**PROBLEM:** Locate and copy each line in the data that contains the word "гроші".

**Saved data entries:**

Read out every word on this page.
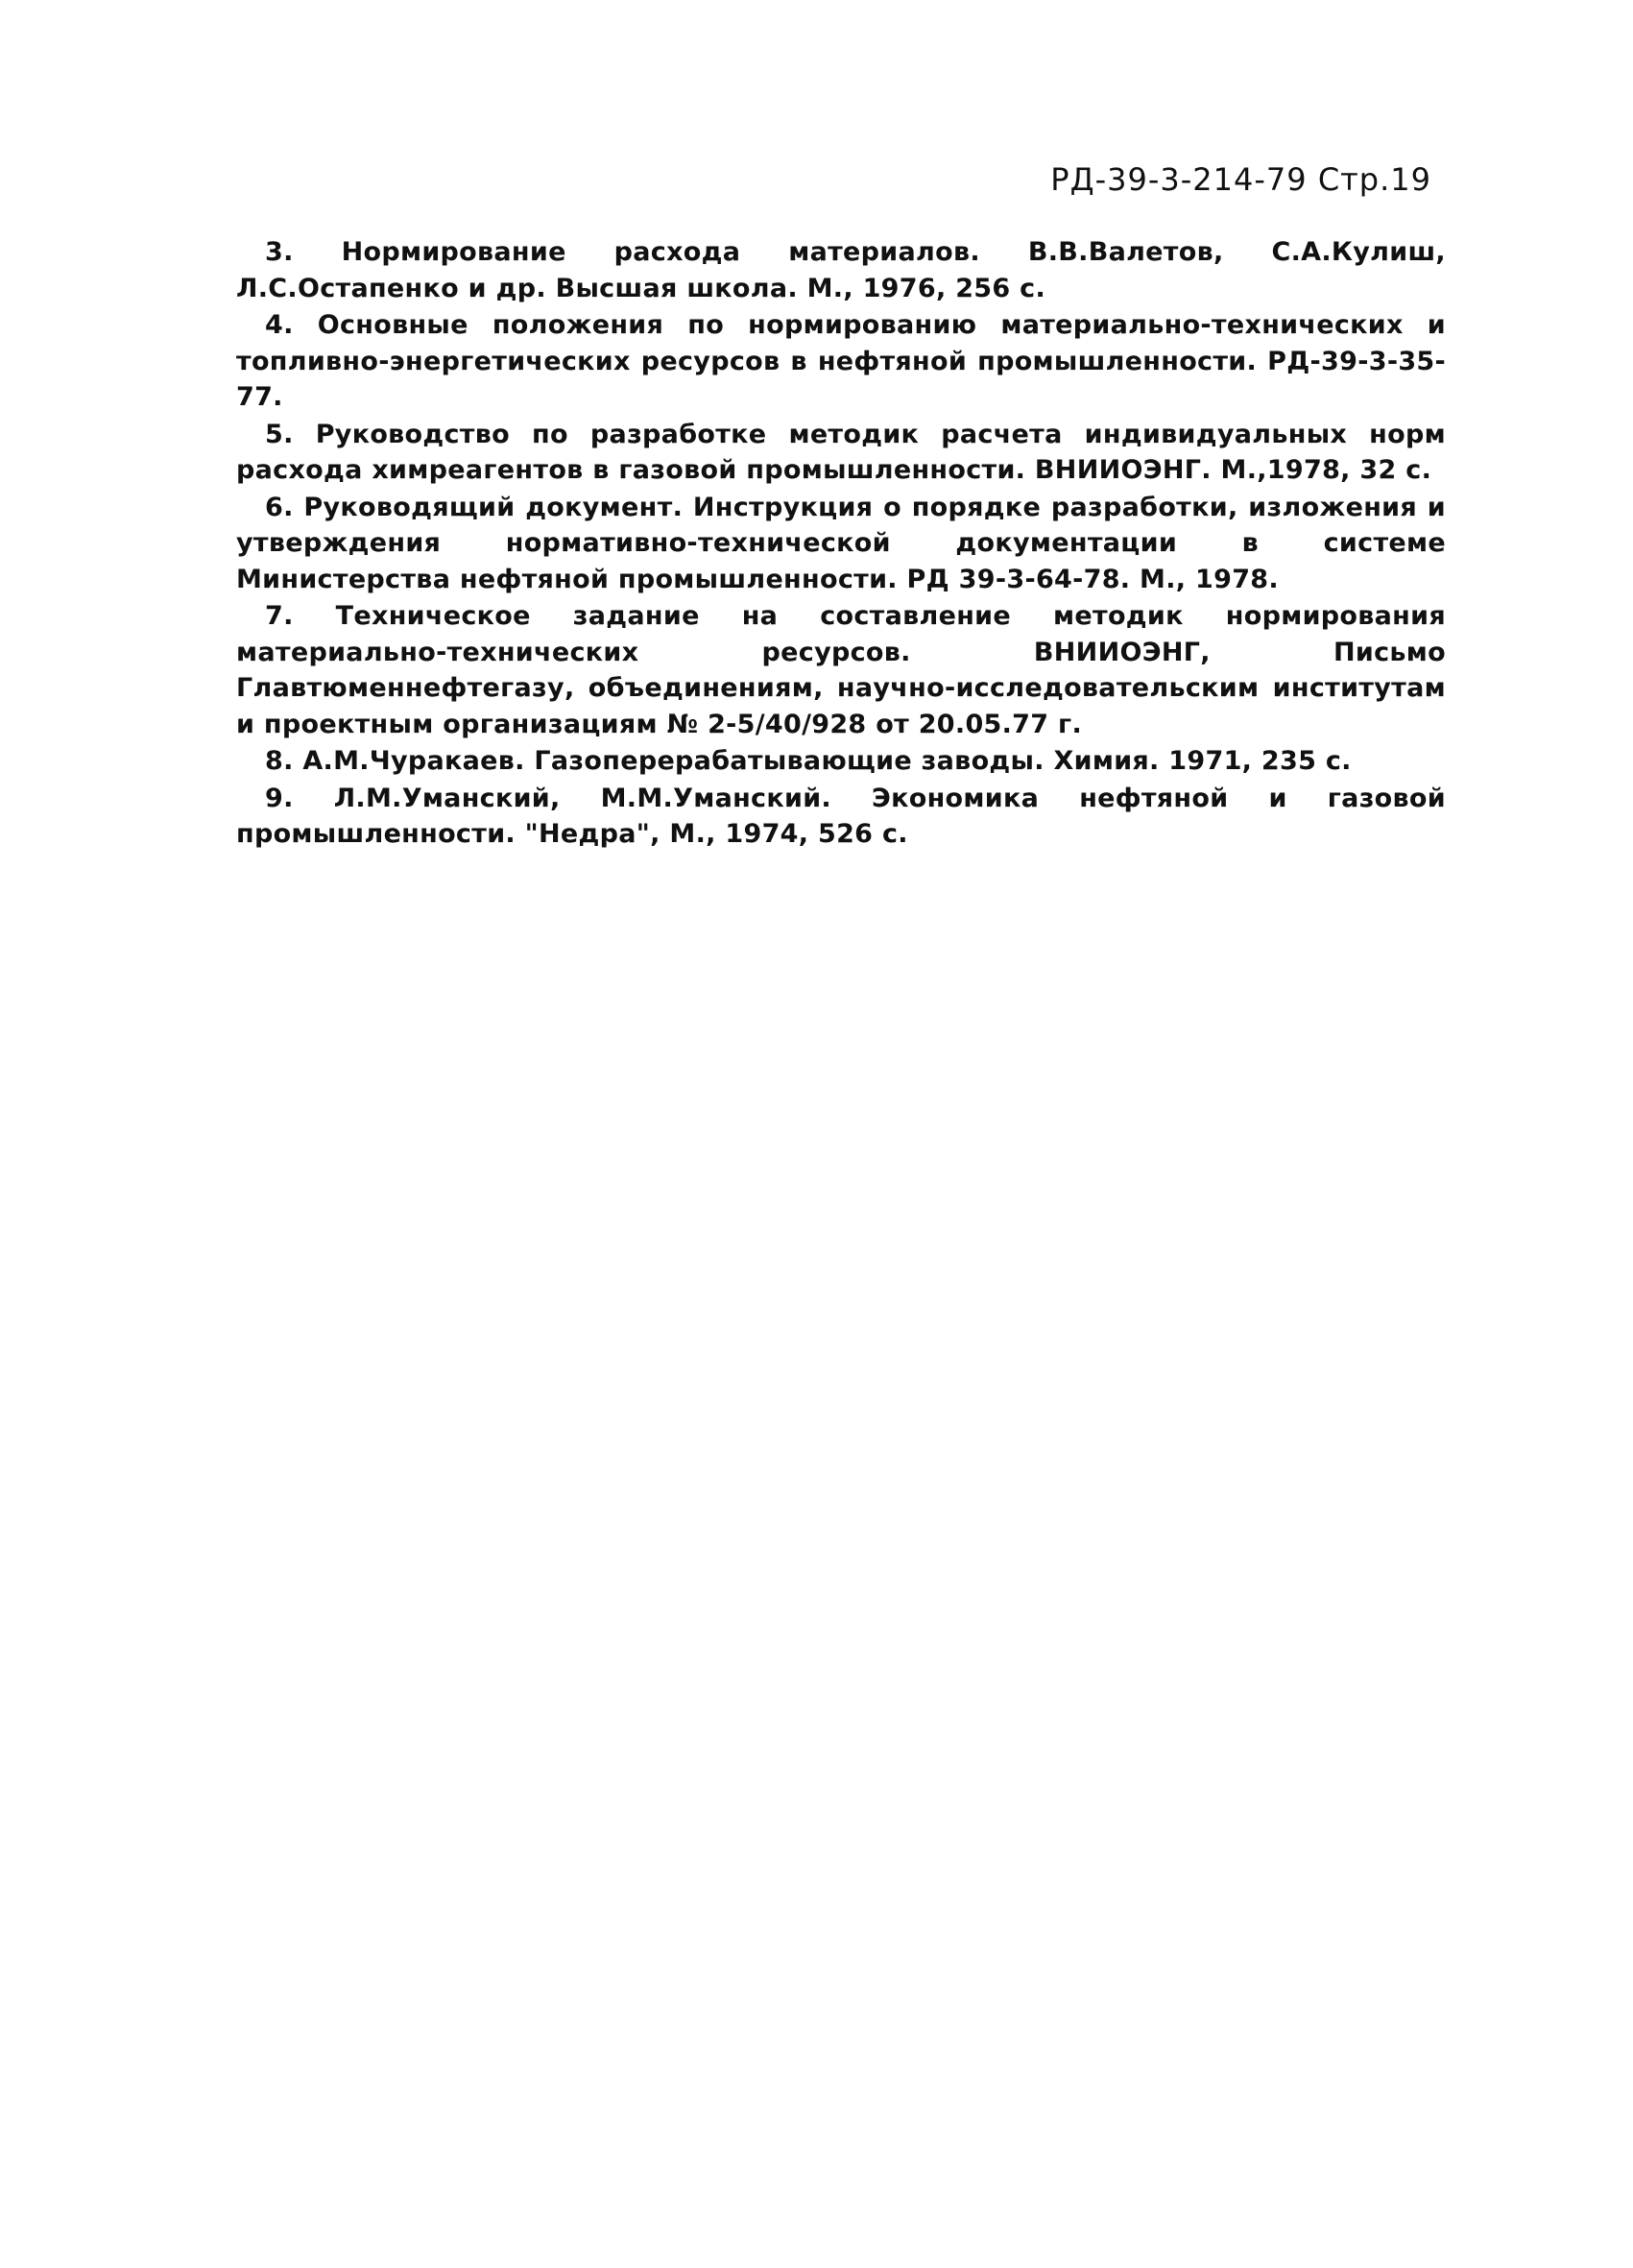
РД-39-3-214-79 Стр.19
3. Нормирование расхода материалов. В.В.Валетов, С.А.Кулиш, Л.С.Остапенко и др. Высшая школа. М., 1976, 256 с.
4. Основные положения по нормированию материально-технических и топливно-энергетических ресурсов в нефтяной промышленности. РД-39-3-35-77.
5. Руководство по разработке методик расчета индивидуальных норм расхода химреагентов в газовой промышленности. ВНИИОЭНГ. М.,1978, 32 с.
6. Руководящий документ. Инструкция о порядке разработки, изложения и утверждения нормативно-технической документации в системе Министерства нефтяной промышленности. РД 39-3-64-78. М., 1978.
7. Техническое задание на составление методик нормирования материально-технических ресурсов. ВНИИОЭНГ, Письмо Главтюменнефтегазу, объединениям, научно-исследовательским институтам и проектным организациям № 2-5/40/928 от 20.05.77 г.
8. А.М.Чуракаев. Газоперерабатывающие заводы. Химия. 1971, 235 с.
9. Л.М.Уманский, М.М.Уманский. Экономика нефтяной и газовой промышленности. "Недра", М., 1974, 526 с.
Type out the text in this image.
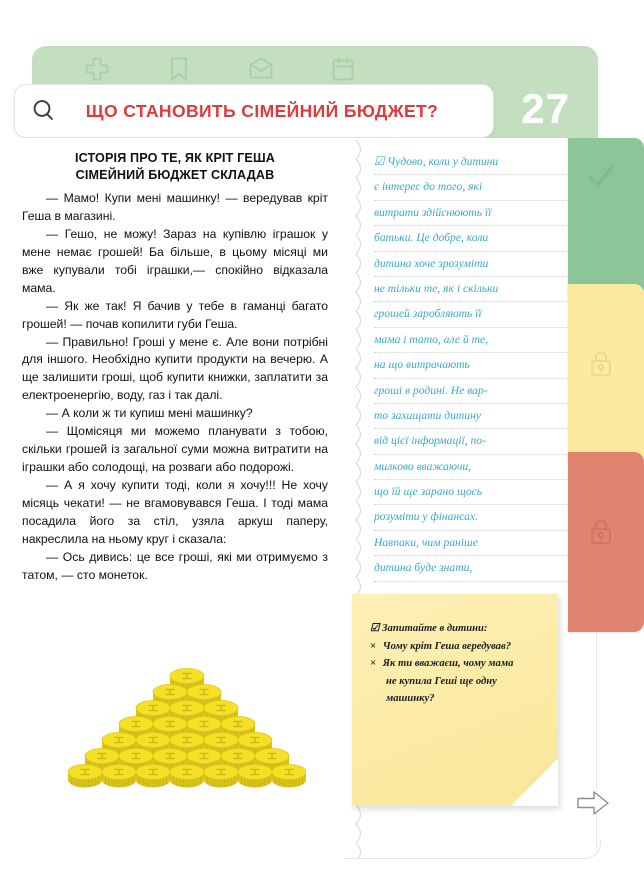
27
ЩО СТАНОВИТЬ СІМЕЙНИЙ БЮДЖЕТ?
ІСТОРІЯ ПРО ТЕ, ЯК КРІТ ГЕША
СІМЕЙНИЙ БЮДЖЕТ СКЛАДАВ

— Мамо! Купи мені машинку! — вередував кріт Геша в магазині.

— Гешо, не можу! Зараз на купівлю іграшок у мене немає грошей! Ба більше, в цьому місяці ми вже купували тобі іграшки,— спокійно відказала мама.

— Як же так! Я бачив у тебе в гаманці багато грошей! — почав копилити губи Геша.

— Правильно! Гроші у мене є. Але вони потрібні для іншого. Необхідно купити продукти на вечерю. А ще залишити гроші, щоб купити книжки, заплатити за електроенергію, воду, газ і так далі.

— А коли ж ти купиш мені машинку?

— Щомісяця ми можемо планувати з тобою, скільки грошей із загальної суми можна витратити на іграшки або солодощі, на розваги або подорожі.

— А я хочу купити тоді, коли я хочу!!! Не хочу місяць чекати! — не вгамовувався Геша. І тоді мама посадила його за стіл, узяла аркуш паперу, накреслила на ньому круг і сказала:

— Ось дивись: це все гроші, які ми отримуємо з татом, — сто монеток.

☑ Чудово, коли у дитини
є інтерес до того, які
витрати здійснюють її
батьки. Це добре, коли
дитина хоче зрозуміти
не тільки те, як і скільки
грошей заробляють її
мама і тато, але й те,
на що витрачають
гроші в родині. Не вар-
то захищати дитину
від цієї інформації, по-
милково вважаючи,
що їй ще зарано щось
розуміти у фінансах.
Навпаки, чим раніше
дитина буде знати,
☑ Запитайте в дитини:
× Чому кріт Геша вередував?
× Як ти вважаєш, чому мама
не купила Геші ще одну
машинку?
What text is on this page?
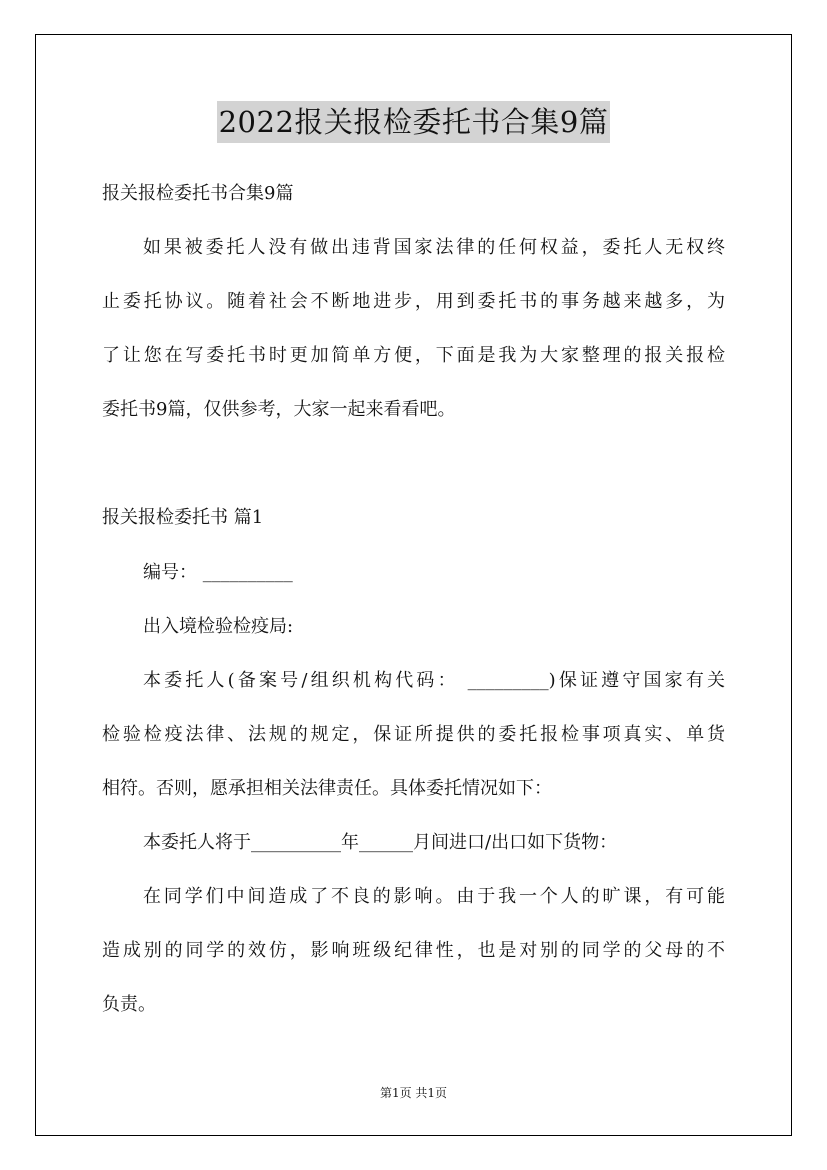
2022报关报检委托书合集9篇
报关报检委托书合集9篇
如果被委托人没有做出违背国家法律的任何权益，委托人无权终
止委托协议。随着社会不断地进步，用到委托书的事务越来越多，为
了让您在写委托书时更加简单方便，下面是我为大家整理的报关报检
委托书9篇，仅供参考，大家一起来看看吧。
报关报检委托书 篇1
编号： __________
出入境检验检疫局:
本委托人(备案号/组织机构代码： _________)保证遵守国家有关
检验检疫法律、法规的规定，保证所提供的委托报检事项真实、单货
相符。否则，愿承担相关法律责任。具体委托情况如下：
本委托人将于__________年______月间进口/出口如下货物：
在同学们中间造成了不良的影响。由于我一个人的旷课，有可能
造成别的同学的效仿，影响班级纪律性，也是对别的同学的父母的不
负责。
第1页 共1页
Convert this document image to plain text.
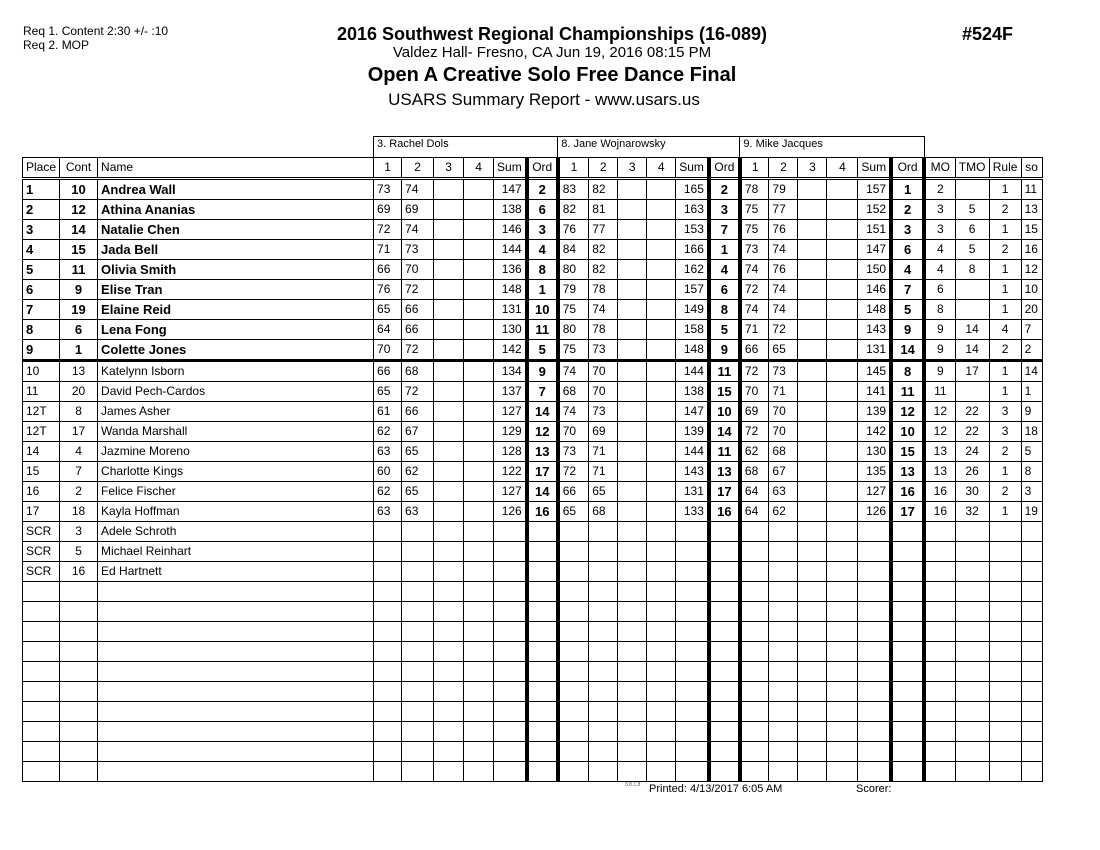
Req 1. Content 2:30 +/- :10
Req 2. MOP
2016 Southwest Regional Championships (16-089)
Valdez Hall- Fresno, CA Jun 19, 2016 08:15 PM
Open A Creative Solo Free Dance Final
USARS Summary Report - www.usars.us
#524F
			3. Rachel Dols						8. Jane Wojnarowsky						9. Mike Jacques									
Place	Cont	Name	1	2	3	4	Sum	Ord	1	2	3	4	Sum	Ord	1	2	3	4	Sum	Ord	MO	TMO	Rule	so
1	10	Andrea Wall	73	74			147	2	83	82			165	2	78	79			157	1	2		1	11
2	12	Athina Ananias	69	69			138	6	82	81			163	3	75	77			152	2	3	5	2	13
3	14	Natalie Chen	72	74			146	3	76	77			153	7	75	76			151	3	3	6	1	15
4	15	Jada Bell	71	73			144	4	84	82			166	1	73	74			147	6	4	5	2	16
5	11	Olivia Smith	66	70			136	8	80	82			162	4	74	76			150	4	4	8	1	12
6	9	Elise Tran	76	72			148	1	79	78			157	6	72	74			146	7	6		1	10
7	19	Elaine Reid	65	66			131	10	75	74			149	8	74	74			148	5	8		1	20
8	6	Lena Fong	64	66			130	11	80	78			158	5	71	72			143	9	9	14	4	7
9	1	Colette Jones	70	72			142	5	75	73			148	9	66	65			131	14	9	14	2	2
10	13	Katelynn Isborn	66	68			134	9	74	70			144	11	72	73			145	8	9	17	1	14
11	20	David Pech-Cardos	65	72			137	7	68	70			138	15	70	71			141	11	11		1	1
12T	8	James Asher	61	66			127	14	74	73			147	10	69	70			139	12	12	22	3	9
12T	17	Wanda Marshall	62	67			129	12	70	69			139	14	72	70			142	10	12	22	3	18
14	4	Jazmine Moreno	63	65			128	13	73	71			144	11	62	68			130	15	13	24	2	5
15	7	Charlotte Kings	60	62			122	17	72	71			143	13	68	67			135	13	13	26	1	8
16	2	Felice Fischer	62	65			127	14	66	65			131	17	64	63			127	16	16	30	2	3
17	18	Kayla Hoffman	63	63			126	16	65	68			133	16	64	62			126	17	16	32	1	19
SCR	3	Adele Schroth																						
SCR	5	Michael Reinhart																						
SCR	16	Ed Hartnett																						

3.8.1.8 Printed: 4/13/2017 6:05 AM	Scorer:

**EXERCISE ANSWER:**
— Правильно! Гроші у мене є. Але вони потрібні для іншого. Необхідно купити продукти на вечерю. А ще залишити гроші, щоб купити книжки, заплатити за електроенергію, воду, газ і так далі.
— Ось дивись: це все гроші, які ми отримуємо з татом, — сто монеток.
гроші в родині. Не вар-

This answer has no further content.